GIVEN INSTRUCTION => Reproduce word for word the part of the items below that opens with the line containing "pagination-type-value: Bullet xyxy=(818,334,851,350)" and closes with the line containing "block-name: Swiper Slider", including both of those lines.

SUPPLIED DATA =>

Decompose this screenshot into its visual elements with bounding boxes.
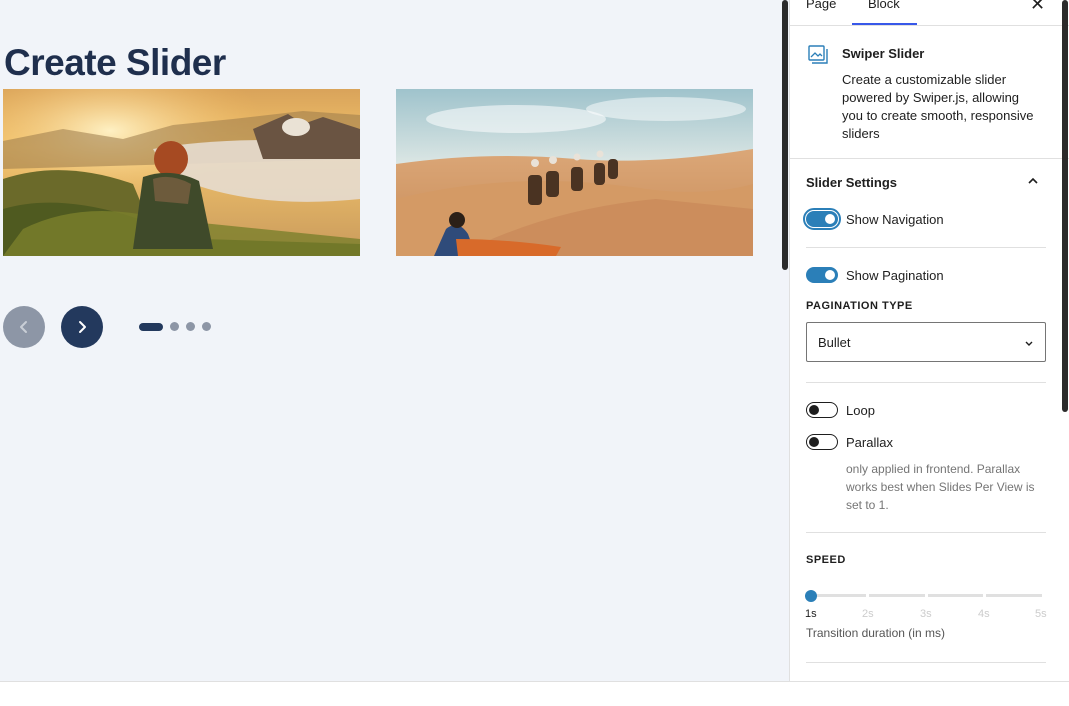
pagination-type-value: Bullet xyxy=(818,334,851,350)
slider-next-button[interactable] xyxy=(61,306,103,348)
show-pagination-label: Show Pagination xyxy=(846,267,944,283)
chevron-left-icon xyxy=(20,321,27,333)
settings-sidebar: Page Block ✕ Swiper Slider Create a cust… xyxy=(789,0,1069,681)
sidebar-scrollbar[interactable] xyxy=(1061,0,1069,681)
block-description: Create a customizable slider powered by … xyxy=(842,72,1034,141)
sidebar-scrollbar-thumb[interactable] xyxy=(1062,0,1068,412)
sidebar-tabs: Page Block ✕ xyxy=(790,0,1069,26)
chevron-right-icon xyxy=(79,321,86,333)
slide-image-2[interactable] xyxy=(396,89,753,256)
pagination-type-select[interactable]: Bullet xyxy=(806,322,1046,362)
close-icon[interactable]: ✕ xyxy=(1030,0,1045,15)
tab-block[interactable]: Block xyxy=(868,0,900,11)
parallax-help-text: only applied in frontend. Parallax works… xyxy=(846,462,1035,512)
active-tab-indicator xyxy=(852,23,917,25)
page-title[interactable]: Create Slider xyxy=(4,42,226,84)
parallax-toggle-row[interactable]: Parallax xyxy=(806,434,893,450)
block-card: Swiper Slider Create a customizable slid… xyxy=(790,27,1069,159)
block-name: Swiper Slider xyxy=(842,46,925,61)
show-pagination-toggle-row[interactable]: Show Pagination xyxy=(806,267,944,283)
show-pagination-toggle[interactable] xyxy=(806,267,838,283)
speed-help-text: Transition duration (in ms) xyxy=(806,626,945,640)
slide-image-1[interactable] xyxy=(3,89,360,256)
editor-canvas: Create Slider xyxy=(0,0,780,681)
pagination-dots xyxy=(139,322,211,331)
speed-range-thumb[interactable] xyxy=(805,590,817,602)
pagination-dot-2[interactable] xyxy=(170,322,179,331)
chevron-down-icon xyxy=(1025,341,1033,346)
pagination-dot-3[interactable] xyxy=(186,322,195,331)
editor-footer xyxy=(0,681,1069,706)
speed-mark-5: 5s xyxy=(1035,608,1047,620)
show-navigation-toggle-row[interactable]: Show Navigation xyxy=(803,208,944,230)
speed-range-track[interactable] xyxy=(810,594,1042,598)
divider xyxy=(806,247,1046,248)
tab-page[interactable]: Page xyxy=(806,0,836,11)
parallax-toggle[interactable] xyxy=(806,434,838,450)
speed-mark-3: 3s xyxy=(920,608,932,620)
speed-label: SPEED xyxy=(806,554,846,566)
divider xyxy=(806,532,1046,533)
panel-title[interactable]: Slider Settings xyxy=(806,175,897,190)
divider xyxy=(806,662,1046,663)
editor-scrollbar[interactable] xyxy=(780,0,789,681)
slider-icon xyxy=(808,45,828,64)
loop-label: Loop xyxy=(846,402,875,418)
pagination-type-label: PAGINATION TYPE xyxy=(806,300,913,312)
show-navigation-toggle[interactable] xyxy=(803,208,841,230)
parallax-label: Parallax xyxy=(846,434,893,450)
pagination-dot-4[interactable] xyxy=(202,322,211,331)
pagination-dot-1[interactable] xyxy=(139,322,163,331)
chevron-up-icon[interactable] xyxy=(1026,174,1040,188)
speed-mark-2: 2s xyxy=(862,608,874,620)
loop-toggle-row[interactable]: Loop xyxy=(806,402,875,418)
divider xyxy=(806,382,1046,383)
speed-mark-1: 1s xyxy=(805,608,817,620)
slider-prev-button[interactable] xyxy=(3,306,45,348)
speed-mark-4: 4s xyxy=(978,608,990,620)
show-navigation-label: Show Navigation xyxy=(846,211,944,227)
loop-toggle[interactable] xyxy=(806,402,838,418)
editor-scrollbar-thumb[interactable] xyxy=(782,0,788,270)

TASK SOLUTION =>
pagination-type-value: Bullet xyxy=(818,334,851,350)
slider-next-button[interactable] xyxy=(61,306,103,348)
show-pagination-label: Show Pagination xyxy=(846,267,944,283)
chevron-left-icon xyxy=(20,321,27,333)
settings-sidebar: Page Block ✕ Swiper Slider Create a cust… xyxy=(789,0,1069,681)
sidebar-scrollbar[interactable] xyxy=(1061,0,1069,681)
block-description: Create a customizable slider powered by … xyxy=(842,72,1034,141)
sidebar-scrollbar-thumb[interactable] xyxy=(1062,0,1068,412)
sidebar-tabs: Page Block ✕ xyxy=(790,0,1069,26)
chevron-right-icon xyxy=(79,321,86,333)
slide-image-2[interactable] xyxy=(396,89,753,256)
pagination-type-select[interactable]: Bullet xyxy=(806,322,1046,362)
close-icon[interactable]: ✕ xyxy=(1030,0,1045,15)
tab-block[interactable]: Block xyxy=(868,0,900,11)
parallax-help-text: only applied in frontend. Parallax works… xyxy=(846,462,1035,512)
active-tab-indicator xyxy=(852,23,917,25)
page-title[interactable]: Create Slider xyxy=(4,42,226,84)
parallax-toggle-row[interactable]: Parallax xyxy=(806,434,893,450)
block-card: Swiper Slider Create a customizable slid… xyxy=(790,27,1069,159)
block-name: Swiper Slider xyxy=(842,46,925,61)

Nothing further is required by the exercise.